__Exercise objective__. Return each line containing "image".

__Excerpt from a dataset__.

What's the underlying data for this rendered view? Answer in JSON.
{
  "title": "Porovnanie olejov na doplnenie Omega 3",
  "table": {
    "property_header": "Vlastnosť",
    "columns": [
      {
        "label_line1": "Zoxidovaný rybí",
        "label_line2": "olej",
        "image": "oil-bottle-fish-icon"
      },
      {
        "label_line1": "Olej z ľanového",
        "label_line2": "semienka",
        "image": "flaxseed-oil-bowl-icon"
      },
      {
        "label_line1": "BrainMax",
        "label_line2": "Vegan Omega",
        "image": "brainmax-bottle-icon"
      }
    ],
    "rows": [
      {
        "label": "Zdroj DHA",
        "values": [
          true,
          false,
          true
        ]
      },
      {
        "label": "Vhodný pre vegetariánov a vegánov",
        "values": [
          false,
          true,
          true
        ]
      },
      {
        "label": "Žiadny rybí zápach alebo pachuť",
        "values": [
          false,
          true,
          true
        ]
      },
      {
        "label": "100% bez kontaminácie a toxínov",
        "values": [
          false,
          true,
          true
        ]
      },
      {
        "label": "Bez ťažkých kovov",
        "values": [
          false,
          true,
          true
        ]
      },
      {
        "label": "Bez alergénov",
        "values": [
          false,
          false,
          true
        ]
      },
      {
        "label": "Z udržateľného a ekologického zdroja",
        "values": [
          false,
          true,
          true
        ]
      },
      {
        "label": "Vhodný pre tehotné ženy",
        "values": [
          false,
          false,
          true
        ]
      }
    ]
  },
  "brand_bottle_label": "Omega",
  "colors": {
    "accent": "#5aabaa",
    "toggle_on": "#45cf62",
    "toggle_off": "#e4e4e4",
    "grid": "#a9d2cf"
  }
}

__Result of the task__.
        "image": "oil-bottle-fish-icon"
        "image": "flaxseed-oil-bowl-icon"
        "image": "brainmax-bottle-icon"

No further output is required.